● DIRECTIONS FOR THIS TASK: Pull out every line below that contains the word "quay".

● SOURCE RECORDS:

--- start ---

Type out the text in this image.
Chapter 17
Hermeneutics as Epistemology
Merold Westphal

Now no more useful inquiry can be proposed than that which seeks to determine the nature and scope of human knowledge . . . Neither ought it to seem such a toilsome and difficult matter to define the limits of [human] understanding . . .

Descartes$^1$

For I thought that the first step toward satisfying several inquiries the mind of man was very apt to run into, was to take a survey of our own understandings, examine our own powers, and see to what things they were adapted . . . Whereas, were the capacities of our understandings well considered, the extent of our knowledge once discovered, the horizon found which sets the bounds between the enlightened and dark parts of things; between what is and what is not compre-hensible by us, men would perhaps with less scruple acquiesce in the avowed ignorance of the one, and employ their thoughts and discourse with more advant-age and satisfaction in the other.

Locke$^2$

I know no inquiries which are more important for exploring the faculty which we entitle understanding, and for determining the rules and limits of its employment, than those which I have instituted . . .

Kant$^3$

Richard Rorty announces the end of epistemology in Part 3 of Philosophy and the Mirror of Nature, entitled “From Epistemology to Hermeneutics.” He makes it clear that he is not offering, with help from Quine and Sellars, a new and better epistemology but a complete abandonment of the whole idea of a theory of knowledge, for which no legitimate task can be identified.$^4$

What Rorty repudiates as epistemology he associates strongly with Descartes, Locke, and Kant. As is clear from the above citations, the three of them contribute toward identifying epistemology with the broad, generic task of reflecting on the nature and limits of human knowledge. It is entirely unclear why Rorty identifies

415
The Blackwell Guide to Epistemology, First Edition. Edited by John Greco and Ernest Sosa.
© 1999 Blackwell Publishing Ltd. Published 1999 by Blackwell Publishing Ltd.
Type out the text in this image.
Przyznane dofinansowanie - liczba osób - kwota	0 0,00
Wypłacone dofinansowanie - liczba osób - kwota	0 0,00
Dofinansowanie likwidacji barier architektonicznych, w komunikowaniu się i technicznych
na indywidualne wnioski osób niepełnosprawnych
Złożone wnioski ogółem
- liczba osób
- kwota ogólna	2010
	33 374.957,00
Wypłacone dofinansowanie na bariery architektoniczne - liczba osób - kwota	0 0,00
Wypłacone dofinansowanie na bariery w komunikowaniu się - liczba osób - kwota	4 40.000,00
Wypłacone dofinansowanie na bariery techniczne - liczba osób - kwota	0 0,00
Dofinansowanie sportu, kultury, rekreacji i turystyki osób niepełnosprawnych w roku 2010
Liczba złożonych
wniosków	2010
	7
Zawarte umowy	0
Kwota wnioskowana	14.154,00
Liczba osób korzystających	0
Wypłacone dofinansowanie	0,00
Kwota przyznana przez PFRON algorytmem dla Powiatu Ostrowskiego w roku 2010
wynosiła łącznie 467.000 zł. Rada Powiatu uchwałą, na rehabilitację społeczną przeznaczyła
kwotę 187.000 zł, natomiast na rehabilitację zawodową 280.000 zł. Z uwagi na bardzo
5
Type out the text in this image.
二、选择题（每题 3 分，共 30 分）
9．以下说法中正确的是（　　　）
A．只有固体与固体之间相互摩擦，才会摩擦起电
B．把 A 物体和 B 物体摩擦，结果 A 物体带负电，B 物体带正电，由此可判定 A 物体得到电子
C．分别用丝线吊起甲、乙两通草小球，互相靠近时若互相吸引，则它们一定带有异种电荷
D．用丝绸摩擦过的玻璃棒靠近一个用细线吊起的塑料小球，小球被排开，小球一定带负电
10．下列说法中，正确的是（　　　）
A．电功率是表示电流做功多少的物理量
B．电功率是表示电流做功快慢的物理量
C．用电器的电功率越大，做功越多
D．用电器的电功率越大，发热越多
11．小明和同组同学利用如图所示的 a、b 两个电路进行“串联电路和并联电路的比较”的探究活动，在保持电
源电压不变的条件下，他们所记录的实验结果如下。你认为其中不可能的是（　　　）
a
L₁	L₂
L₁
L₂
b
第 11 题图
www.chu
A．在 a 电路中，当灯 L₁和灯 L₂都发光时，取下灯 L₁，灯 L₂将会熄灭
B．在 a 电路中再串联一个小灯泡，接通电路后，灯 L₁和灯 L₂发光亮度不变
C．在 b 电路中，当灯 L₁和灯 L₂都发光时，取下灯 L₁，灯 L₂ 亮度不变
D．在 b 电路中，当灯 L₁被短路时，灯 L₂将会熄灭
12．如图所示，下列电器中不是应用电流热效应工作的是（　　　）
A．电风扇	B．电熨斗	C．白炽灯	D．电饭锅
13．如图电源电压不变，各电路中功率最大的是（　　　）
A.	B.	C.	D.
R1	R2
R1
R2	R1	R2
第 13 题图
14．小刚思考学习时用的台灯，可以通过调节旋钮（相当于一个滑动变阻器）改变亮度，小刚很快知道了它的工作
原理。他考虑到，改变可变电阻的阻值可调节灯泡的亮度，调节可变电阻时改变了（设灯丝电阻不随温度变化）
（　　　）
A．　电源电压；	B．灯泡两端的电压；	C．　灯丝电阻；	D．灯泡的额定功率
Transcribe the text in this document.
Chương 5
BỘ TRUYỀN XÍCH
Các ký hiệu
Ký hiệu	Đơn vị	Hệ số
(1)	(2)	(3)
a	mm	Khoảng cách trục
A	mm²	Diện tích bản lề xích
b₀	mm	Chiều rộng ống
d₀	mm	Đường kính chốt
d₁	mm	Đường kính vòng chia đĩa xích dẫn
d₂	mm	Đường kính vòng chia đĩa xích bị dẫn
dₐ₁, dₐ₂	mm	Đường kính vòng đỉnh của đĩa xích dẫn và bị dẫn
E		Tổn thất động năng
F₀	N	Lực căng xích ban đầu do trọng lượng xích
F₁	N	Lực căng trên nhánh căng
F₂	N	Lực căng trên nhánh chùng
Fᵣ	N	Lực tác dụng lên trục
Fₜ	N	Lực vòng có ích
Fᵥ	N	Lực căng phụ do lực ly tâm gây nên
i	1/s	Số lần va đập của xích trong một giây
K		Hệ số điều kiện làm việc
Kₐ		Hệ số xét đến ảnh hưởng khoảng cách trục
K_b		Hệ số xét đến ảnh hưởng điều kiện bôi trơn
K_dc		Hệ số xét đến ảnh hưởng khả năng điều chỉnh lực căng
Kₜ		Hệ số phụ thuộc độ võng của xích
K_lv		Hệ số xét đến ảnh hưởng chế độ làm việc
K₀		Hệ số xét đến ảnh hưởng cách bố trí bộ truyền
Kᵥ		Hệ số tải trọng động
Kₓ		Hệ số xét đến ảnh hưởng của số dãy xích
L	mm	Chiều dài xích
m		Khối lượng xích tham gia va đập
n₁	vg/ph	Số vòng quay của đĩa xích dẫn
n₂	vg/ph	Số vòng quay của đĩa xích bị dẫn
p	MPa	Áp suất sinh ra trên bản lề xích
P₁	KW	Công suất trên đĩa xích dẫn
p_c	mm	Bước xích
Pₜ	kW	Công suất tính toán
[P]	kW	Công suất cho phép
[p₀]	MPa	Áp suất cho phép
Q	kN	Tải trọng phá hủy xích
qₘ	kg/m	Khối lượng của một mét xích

--- end ---

● ANSWER TO THE EXERCISE:
n₁	vg/ph	Số vòng quay của đĩa xích dẫn
n₂	vg/ph	Số vòng quay của đĩa xích bị dẫn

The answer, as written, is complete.